:: Source document ::
If this predicate is called with an instantiated first argument, the first argument indexing of Quintus Prolog will recognize that the call is determinate -- only one of the two clauses for concat/3 can possibly apply. Thus, the Prolog system knows it does not have to store backtracking information for the call. This significantly reduces memory use and execution time.
Determinacy detection can also reduce the number of cuts in predicates. In the above example, if there was no indexing, a cut would not strictly be needed in the first clause as long as the predicate was always to be called with the first argument instantiated. If the first clause matched, then the second clause could not possibly match; discovery of this fact, however, would be postponed until backtracking. The programmer might thus be tempted to use a cut in the first clause to signal determinacy and recover space for backtracking information as early as possible.

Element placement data

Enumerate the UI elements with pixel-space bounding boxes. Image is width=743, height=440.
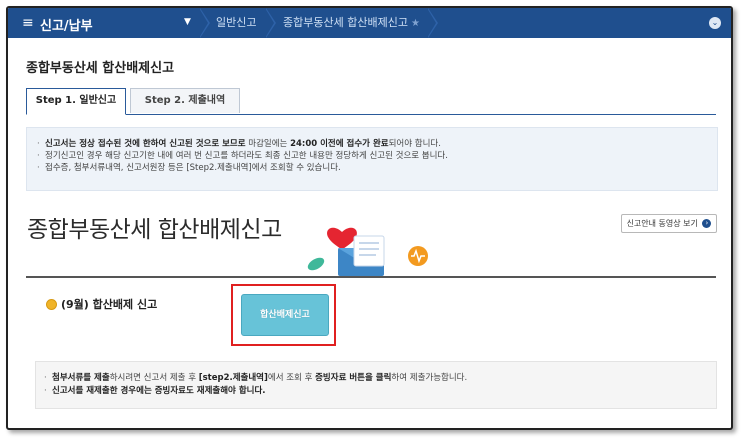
arrow-circle-right-icon: › <box>702 219 712 228</box>
hero-title: 종합부동산세 합산배제신고 <box>27 217 282 243</box>
nav-menu-title[interactable]: 신고/납부 <box>40 15 93 34</box>
envelope-heart-illustration <box>307 227 428 276</box>
section-label: (9월) 합산배제 신고 <box>61 298 158 311</box>
aggregate-exclusion-report-button[interactable]: 합산배제신고 <box>241 294 329 336</box>
hamburger-icon[interactable]: ≡ <box>22 15 34 31</box>
chevron-down-circle-icon[interactable]: ⌄ <box>709 17 721 29</box>
page-title: 종합부동산세 합산배제신고 <box>26 61 175 76</box>
breadcrumb-separator-inner <box>427 8 436 38</box>
footer-notice-item: 첨부서류를 제출하시려면 신고서 제출 후 [step2.제출내역]에서 조회 … <box>44 372 716 385</box>
breadcrumb-current-label: 종합부동산세 합산배제신고 <box>283 16 408 29</box>
top-navigation-bar: ≡ 신고/납부 ▼ 일반신고 종합부동산세 합산배제신고 ★ ⌄ <box>8 8 731 38</box>
breadcrumb-general-report[interactable]: 일반신고 <box>216 8 256 38</box>
footer-notice-item: 신고서를 재제출한 경우에는 증빙자료도 재제출해야 합니다. <box>44 385 716 398</box>
notice-item: 접수증, 첨부서류내역, 신고서원장 등은 [Step2.제출내역]에서 조회할… <box>37 162 717 174</box>
step-tabs: Step 1. 일반신고 Step 2. 제출내역 <box>26 88 716 115</box>
breadcrumb-separator-inner <box>199 8 208 38</box>
star-icon[interactable]: ★ <box>411 18 420 29</box>
tab-step1-general-report[interactable]: Step 1. 일반신고 <box>26 88 126 115</box>
tab-step2-submission-history[interactable]: Step 2. 제출내역 <box>130 88 240 113</box>
notice-box: 신고서는 정상 접수된 것에 한하여 신고된 것으로 보므로 마감일에는 24:… <box>26 127 718 191</box>
caret-down-icon[interactable]: ▼ <box>184 17 191 27</box>
video-guide-label: 신고안내 동영상 보기 <box>626 219 698 228</box>
section-divider <box>26 276 716 278</box>
notice-item: 신고서는 정상 접수된 것에 한하여 신고된 것으로 보므로 마감일에는 24:… <box>37 138 717 150</box>
yellow-dot-icon <box>46 299 57 310</box>
notice-item: 정기신고인 경우 해당 신고기한 내에 여러 번 신고를 하더라도 최종 신고한… <box>37 150 717 162</box>
breadcrumb-separator-inner <box>265 8 274 38</box>
app-window: ≡ 신고/납부 ▼ 일반신고 종합부동산세 합산배제신고 ★ ⌄ 종합부동산세 합… <box>6 6 733 430</box>
video-guide-link[interactable]: 신고안내 동영상 보기 › <box>621 214 717 233</box>
footer-notice-box: 첨부서류를 제출하시려면 신고서 제출 후 [step2.제출내역]에서 조회 … <box>35 361 717 409</box>
breadcrumb-current-page[interactable]: 종합부동산세 합산배제신고 ★ <box>283 8 420 38</box>
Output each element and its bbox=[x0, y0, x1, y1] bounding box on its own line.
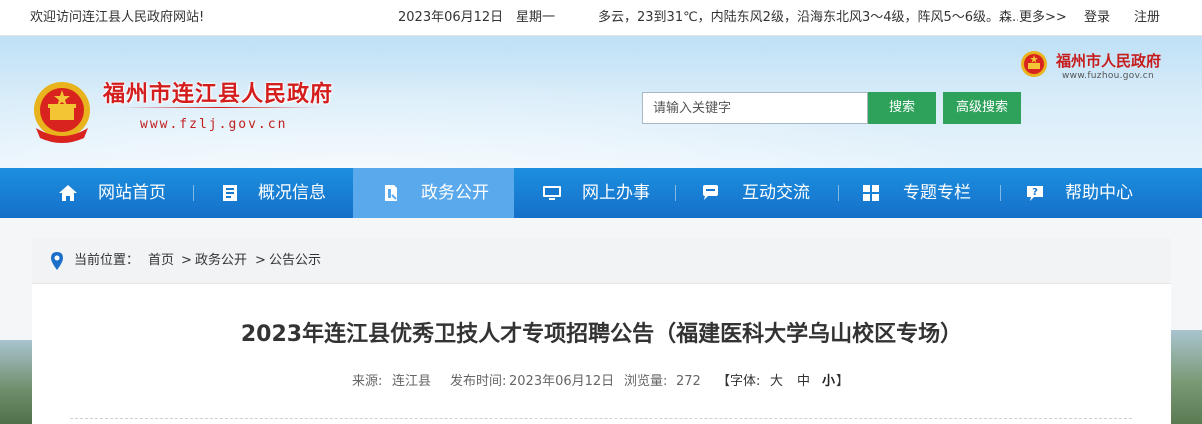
login-link[interactable]: 登录 bbox=[1084, 0, 1110, 36]
nav-item-overview[interactable]: 概况信息 bbox=[200, 168, 350, 218]
article-panel: 当前位置： 首页 > 政务公开 > 公告公示 2023年连江县优秀卫技人才专项招… bbox=[32, 238, 1171, 424]
chat-icon bbox=[703, 185, 718, 200]
fuzhou-government-link[interactable]: 福州市人民政府 www.fuzhou.gov.cn bbox=[1020, 50, 1180, 82]
nav-label-help-center: 帮助中心 bbox=[1065, 183, 1133, 203]
current-date: 2023年06月12日 bbox=[398, 10, 504, 25]
source-label: 来源: bbox=[352, 374, 383, 389]
font-size-label: 【字体: bbox=[717, 374, 761, 389]
document-icon bbox=[385, 185, 397, 201]
register-link[interactable]: 注册 bbox=[1134, 0, 1160, 36]
views-count: 272 bbox=[676, 374, 701, 389]
nav-label-government-affairs: 政务公开 bbox=[421, 183, 489, 203]
national-emblem-icon bbox=[34, 82, 90, 143]
breadcrumb-announcements[interactable]: 公告公示 bbox=[269, 238, 321, 284]
nav-item-online-service[interactable]: 网上办事 bbox=[520, 168, 670, 218]
publish-time-value: 2023年06月12日 bbox=[509, 374, 615, 389]
nav-item-government-affairs[interactable]: 政务公开 bbox=[353, 168, 514, 218]
content-divider bbox=[70, 418, 1132, 419]
font-size-small-button[interactable]: 小 bbox=[822, 374, 835, 390]
nav-item-special-topics[interactable]: 专题专栏 bbox=[845, 168, 995, 218]
font-size-medium-button[interactable]: 中 bbox=[797, 374, 810, 390]
breadcrumb-separator: > bbox=[255, 253, 266, 268]
info-book-icon bbox=[223, 185, 237, 201]
svg-text:?: ? bbox=[1032, 187, 1038, 198]
nav-item-home[interactable]: 网站首页 bbox=[40, 168, 190, 218]
site-title: 福州市连江县人民政府 bbox=[103, 82, 334, 107]
monitor-icon bbox=[543, 186, 561, 200]
grid-icon bbox=[863, 185, 879, 201]
site-header: 福州市连江县人民政府 www.fzlj.gov.cn 福州市人民政府 www.f… bbox=[0, 36, 1202, 168]
city-url: www.fuzhou.gov.cn bbox=[1062, 71, 1154, 81]
nav-item-interaction[interactable]: 互动交流 bbox=[682, 168, 832, 218]
article-title: 2023年连江县优秀卫技人才专项招聘公告（福建医科大学乌山校区专场） bbox=[240, 322, 963, 347]
breadcrumb-home[interactable]: 首页 bbox=[148, 238, 174, 284]
location-pin-icon bbox=[51, 252, 63, 270]
advanced-search-button[interactable]: 高级搜索 bbox=[943, 92, 1021, 124]
search-input[interactable] bbox=[642, 92, 868, 124]
font-size-close: 】 bbox=[836, 374, 850, 389]
nav-label-overview: 概况信息 bbox=[258, 183, 326, 203]
background-landscape-left bbox=[0, 340, 32, 424]
current-weekday: 星期一 bbox=[516, 10, 556, 25]
breadcrumb: 当前位置： 首页 > 政务公开 > 公告公示 bbox=[32, 238, 1171, 284]
search-button[interactable]: 搜索 bbox=[868, 92, 936, 124]
nav-label-interaction: 互动交流 bbox=[742, 183, 810, 203]
weather-text: 多云，23到31℃，内陆东风2级，沿海东北风3～4级，阵风5～6级。森... bbox=[598, 10, 1018, 25]
font-size-large-button[interactable]: 大 bbox=[770, 374, 783, 390]
nav-item-help-center[interactable]: ? 帮助中心 bbox=[1007, 168, 1157, 218]
nav-label-special-topics: 专题专栏 bbox=[903, 183, 971, 203]
top-bar: 欢迎访问连江县人民政府网站! 2023年06月12日 星期一 多云，23到31℃… bbox=[0, 0, 1202, 36]
breadcrumb-separator: > bbox=[181, 253, 192, 268]
views-label: 浏览量: bbox=[624, 374, 668, 389]
nav-label-home: 网站首页 bbox=[98, 183, 166, 203]
nav-label-online-service: 网上办事 bbox=[582, 183, 650, 203]
welcome-text: 欢迎访问连江县人民政府网站! bbox=[30, 10, 205, 25]
breadcrumb-government-affairs[interactable]: 政务公开 bbox=[195, 238, 247, 284]
background-landscape-right bbox=[1171, 330, 1202, 424]
main-nav: 网站首页 概况信息 政务公开 网上办事 互动交流 专题专栏 ? 帮助中心 bbox=[0, 168, 1202, 218]
site-url: www.fzlj.gov.cn bbox=[140, 117, 288, 132]
help-icon: ? bbox=[1027, 186, 1043, 201]
city-name: 福州市人民政府 bbox=[1056, 52, 1162, 70]
source-value: 连江县 bbox=[392, 374, 432, 389]
weather-more-link[interactable]: 更多>> bbox=[1019, 0, 1067, 36]
home-icon bbox=[59, 185, 77, 201]
publish-time-label: 发布时间: bbox=[450, 374, 507, 389]
breadcrumb-prefix: 当前位置： bbox=[74, 253, 140, 268]
city-emblem-icon bbox=[1021, 51, 1047, 77]
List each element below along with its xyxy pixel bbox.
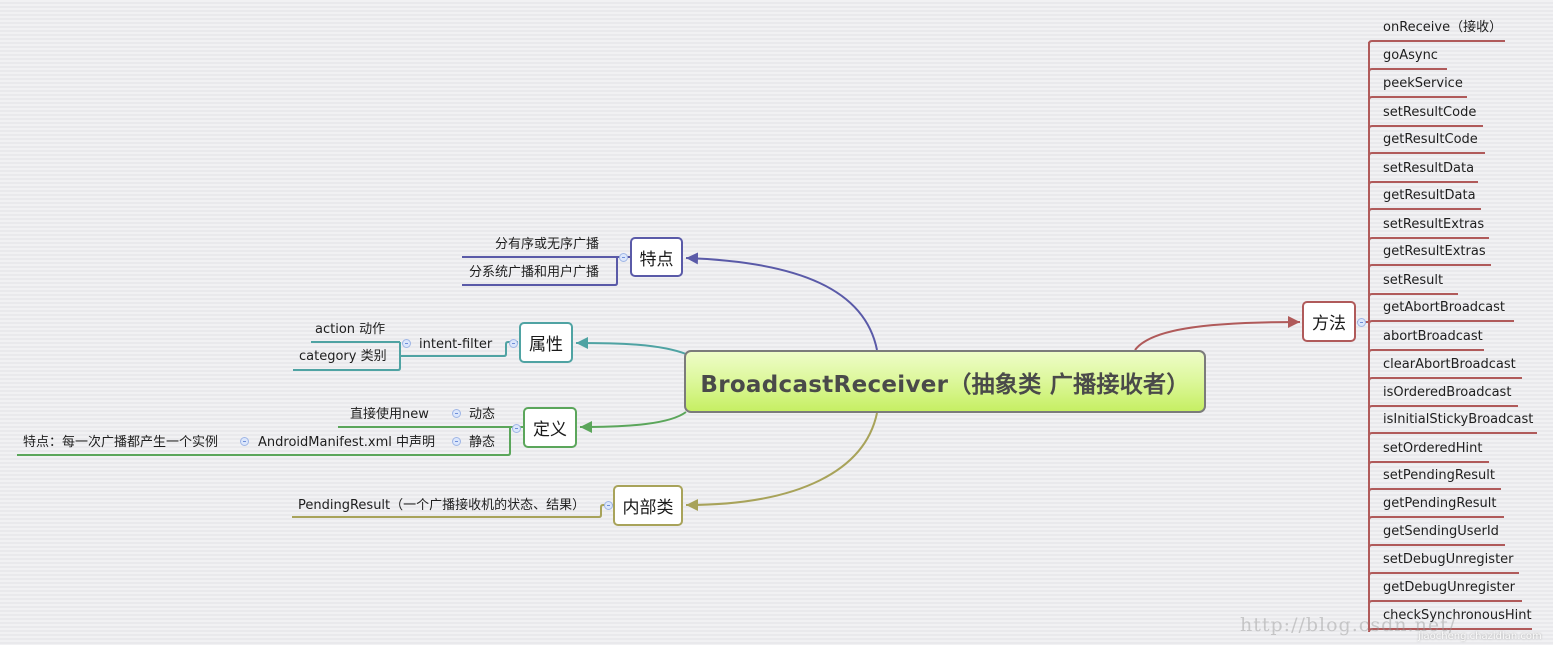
method-underline	[1368, 600, 1522, 605]
topic-definition-label: 定义	[533, 420, 567, 440]
collapse-intent-filter-icon[interactable]	[402, 339, 411, 348]
method-item[interactable]: getResultExtras	[1383, 244, 1486, 260]
method-underline	[1368, 208, 1481, 213]
method-item[interactable]: getAbortBroadcast	[1383, 300, 1505, 316]
method-underline	[1368, 293, 1458, 298]
method-item[interactable]: onReceive（接收）	[1383, 20, 1502, 36]
method-item[interactable]: setResult	[1383, 273, 1443, 289]
link-features	[685, 252, 878, 351]
method-underline	[1368, 349, 1484, 354]
link-attributes	[575, 337, 687, 355]
collapse-inner-class-icon[interactable]	[604, 501, 613, 510]
attributes-action[interactable]: action 动作	[315, 322, 385, 338]
method-underline	[1368, 572, 1519, 577]
method-item[interactable]: peekService	[1383, 76, 1463, 92]
method-item[interactable]: setOrderedHint	[1383, 441, 1483, 457]
method-underline	[1368, 461, 1489, 466]
method-item[interactable]: getResultData	[1383, 188, 1476, 204]
method-item[interactable]: getResultCode	[1383, 132, 1478, 148]
method-item[interactable]: isInitialStickyBroadcast	[1383, 412, 1533, 428]
method-underline	[1368, 544, 1505, 549]
collapse-features-icon[interactable]	[619, 253, 628, 262]
topic-methods-label: 方法	[1312, 314, 1346, 334]
method-underline	[1368, 432, 1537, 437]
method-underline	[1368, 96, 1467, 101]
method-item[interactable]: setResultData	[1383, 161, 1474, 177]
definition-static-detail[interactable]: AndroidManifest.xml 中声明	[258, 435, 435, 451]
method-underline	[1368, 125, 1483, 130]
method-item[interactable]: getSendingUserId	[1383, 524, 1499, 540]
collapse-static-icon[interactable]	[452, 437, 461, 446]
method-item[interactable]: isOrderedBroadcast	[1383, 385, 1511, 401]
method-underline	[1368, 152, 1485, 157]
method-underline	[1368, 181, 1478, 186]
features-child-2[interactable]: 分系统广播和用户广播	[469, 265, 599, 281]
link-inner-class	[685, 412, 878, 511]
collapse-dynamic-icon[interactable]	[452, 409, 461, 418]
collapse-methods-icon[interactable]	[1357, 318, 1366, 327]
topic-attributes-label: 属性	[529, 335, 563, 355]
collapse-attributes-icon[interactable]	[509, 339, 518, 348]
method-item[interactable]: setPendingResult	[1383, 468, 1495, 484]
definition-static-note[interactable]: 特点：每一次广播都产生一个实例	[23, 435, 218, 451]
link-methods	[1134, 316, 1301, 351]
method-underline	[1368, 68, 1447, 73]
method-underline	[1368, 264, 1491, 269]
method-underline	[1368, 488, 1501, 493]
topic-methods[interactable]: 方法	[1302, 301, 1356, 342]
topic-features-label: 特点	[639, 249, 674, 270]
method-underline	[1368, 237, 1489, 242]
inner-class-pending-result[interactable]: PendingResult（一个广播接收机的状态、结果）	[298, 498, 585, 514]
method-item[interactable]: setResultCode	[1383, 105, 1476, 121]
watermark-site-url: jiaocheng.chazidian.com	[1418, 631, 1542, 642]
method-underline	[1368, 320, 1514, 325]
collapse-static-detail-icon[interactable]	[240, 437, 249, 446]
method-item[interactable]: setDebugUnregister	[1383, 552, 1514, 568]
method-item[interactable]: abortBroadcast	[1383, 329, 1483, 345]
definition-dynamic-detail[interactable]: 直接使用new	[350, 407, 429, 423]
topic-inner-class[interactable]: 内部类	[613, 485, 683, 526]
central-topic[interactable]: BroadcastReceiver（抽象类 广播接收者）	[684, 350, 1206, 413]
method-underline	[1368, 377, 1522, 382]
topic-inner-class-label: 内部类	[622, 498, 674, 518]
method-item[interactable]: goAsync	[1383, 48, 1438, 64]
collapse-definition-icon[interactable]	[512, 424, 521, 433]
link-definition	[579, 411, 687, 433]
definition-static[interactable]: 静态	[469, 435, 495, 451]
attributes-intent-filter[interactable]: intent-filter	[419, 337, 492, 353]
method-underline	[1368, 516, 1504, 521]
attributes-category[interactable]: category 类别	[299, 349, 387, 365]
method-underline	[1368, 40, 1505, 45]
method-item[interactable]: setResultExtras	[1383, 217, 1484, 233]
topic-definition[interactable]: 定义	[523, 407, 577, 448]
method-item[interactable]: getPendingResult	[1383, 496, 1496, 512]
topic-features[interactable]: 特点	[630, 237, 683, 277]
method-underline	[1368, 405, 1518, 410]
method-item[interactable]: clearAbortBroadcast	[1383, 357, 1516, 373]
definition-dynamic[interactable]: 动态	[469, 407, 495, 423]
features-child-1[interactable]: 分有序或无序广播	[495, 237, 599, 253]
method-item[interactable]: getDebugUnregister	[1383, 580, 1515, 596]
central-topic-label: BroadcastReceiver（抽象类 广播接收者）	[700, 371, 1190, 398]
topic-attributes[interactable]: 属性	[519, 322, 573, 363]
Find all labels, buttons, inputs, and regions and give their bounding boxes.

:: Set task ::
Copy out the passage on determinacy detection in Quintus Prolog above word for word, from start to finish.

:: Output below ::
If this predicate is called with an instantiated first argument, the first argument indexing of Quintus Prolog will recognize that the call is determinate -- only one of the two clauses for concat/3 can possibly apply. Thus, the Prolog system knows it does not have to store backtracking information for the call. This significantly reduces memory use and execution time.
Determinacy detection can also reduce the number of cuts in predicates. In the above example, if there was no indexing, a cut would not strictly be needed in the first clause as long as the predicate was always to be called with the first argument instantiated. If the first clause matched, then the second clause could not possibly match; discovery of this fact, however, would be postponed until backtracking. The programmer might thus be tempted to use a cut in the first clause to signal determinacy and recover space for backtracking information as early as possible.